EXERCISE REQUIREMENTS: Without the pictures, copy all the entries below exactly.

--- START MATERIAL FOR THIS EXERCISE ---

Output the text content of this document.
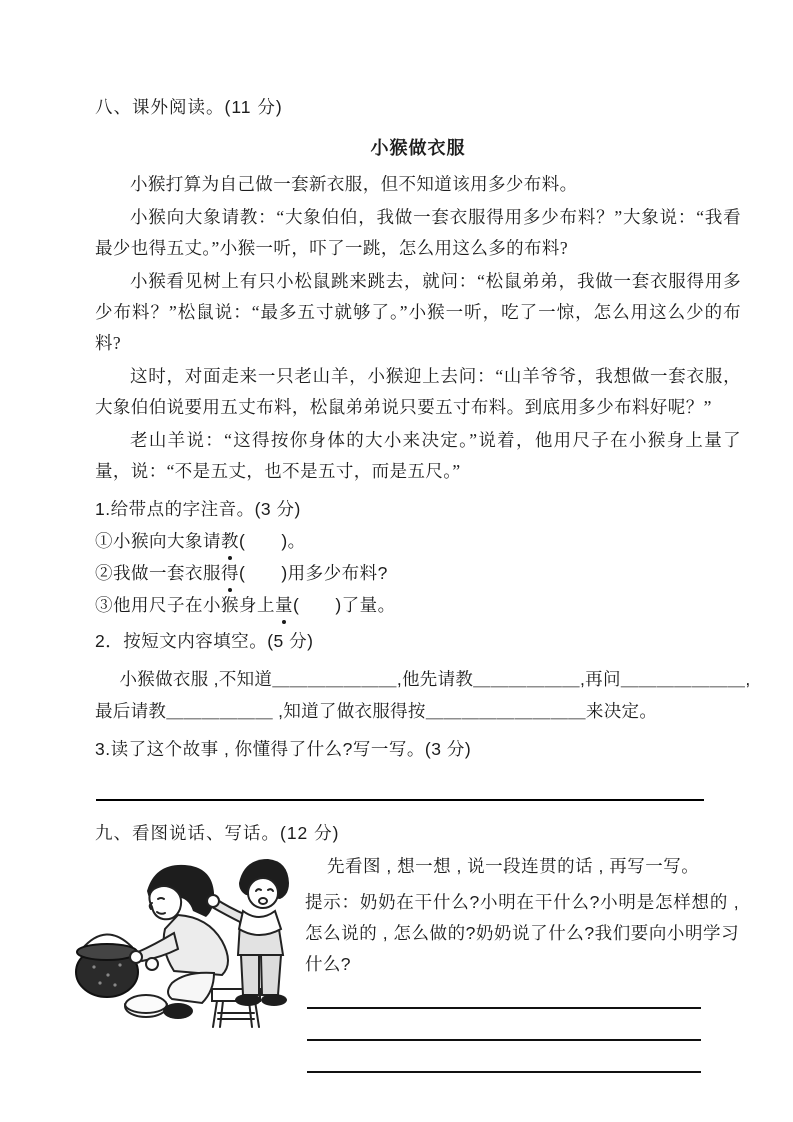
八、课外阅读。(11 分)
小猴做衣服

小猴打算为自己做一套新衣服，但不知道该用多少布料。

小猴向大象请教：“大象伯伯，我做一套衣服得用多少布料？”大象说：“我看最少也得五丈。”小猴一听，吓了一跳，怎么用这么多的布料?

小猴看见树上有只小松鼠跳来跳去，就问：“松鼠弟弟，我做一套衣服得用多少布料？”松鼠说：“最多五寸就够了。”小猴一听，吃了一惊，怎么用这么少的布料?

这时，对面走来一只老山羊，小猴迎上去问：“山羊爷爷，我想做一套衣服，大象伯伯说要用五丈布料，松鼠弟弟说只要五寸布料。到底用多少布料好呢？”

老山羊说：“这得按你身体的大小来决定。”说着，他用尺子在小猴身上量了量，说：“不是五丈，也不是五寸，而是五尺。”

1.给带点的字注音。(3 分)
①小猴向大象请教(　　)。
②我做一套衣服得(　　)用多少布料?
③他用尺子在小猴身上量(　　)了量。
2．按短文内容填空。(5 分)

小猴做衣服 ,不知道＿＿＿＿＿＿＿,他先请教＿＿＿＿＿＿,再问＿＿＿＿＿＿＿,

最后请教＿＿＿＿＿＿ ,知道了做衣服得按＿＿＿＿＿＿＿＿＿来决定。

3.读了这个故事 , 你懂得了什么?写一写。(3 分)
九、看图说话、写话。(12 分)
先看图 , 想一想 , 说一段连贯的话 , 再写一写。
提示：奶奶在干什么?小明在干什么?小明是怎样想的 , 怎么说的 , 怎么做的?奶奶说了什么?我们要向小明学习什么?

--- END MATERIAL FOR THIS EXERCISE ---

THE OUTPUT:
Output the text content of this document.
八、课外阅读。(11 分)
小猴做衣服

小猴打算为自己做一套新衣服，但不知道该用多少布料。

小猴向大象请教：“大象伯伯，我做一套衣服得用多少布料？”大象说：“我看最少也得五丈。”小猴一听，吓了一跳，怎么用这么多的布料?

小猴看见树上有只小松鼠跳来跳去，就问：“松鼠弟弟，我做一套衣服得用多少布料？”松鼠说：“最多五寸就够了。”小猴一听，吃了一惊，怎么用这么少的布料?

这时，对面走来一只老山羊，小猴迎上去问：“山羊爷爷，我想做一套衣服，大象伯伯说要用五丈布料，松鼠弟弟说只要五寸布料。到底用多少布料好呢？”

老山羊说：“这得按你身体的大小来决定。”说着，他用尺子在小猴身上量了量，说：“不是五丈，也不是五寸，而是五尺。”

1.给带点的字注音。(3 分)
①小猴向大象请教(　　)。
②我做一套衣服得(　　)用多少布料?
③他用尺子在小猴身上量(　　)了量。
2．按短文内容填空。(5 分)

小猴做衣服 ,不知道＿＿＿＿＿＿＿,他先请教＿＿＿＿＿＿,再问＿＿＿＿＿＿＿,

最后请教＿＿＿＿＿＿ ,知道了做衣服得按＿＿＿＿＿＿＿＿＿来决定。

3.读了这个故事 , 你懂得了什么?写一写。(3 分)
九、看图说话、写话。(12 分)
先看图 , 想一想 , 说一段连贯的话 , 再写一写。
提示：奶奶在干什么?小明在干什么?小明是怎样想的 , 怎么说的 , 怎么做的?奶奶说了什么?我们要向小明学习什么?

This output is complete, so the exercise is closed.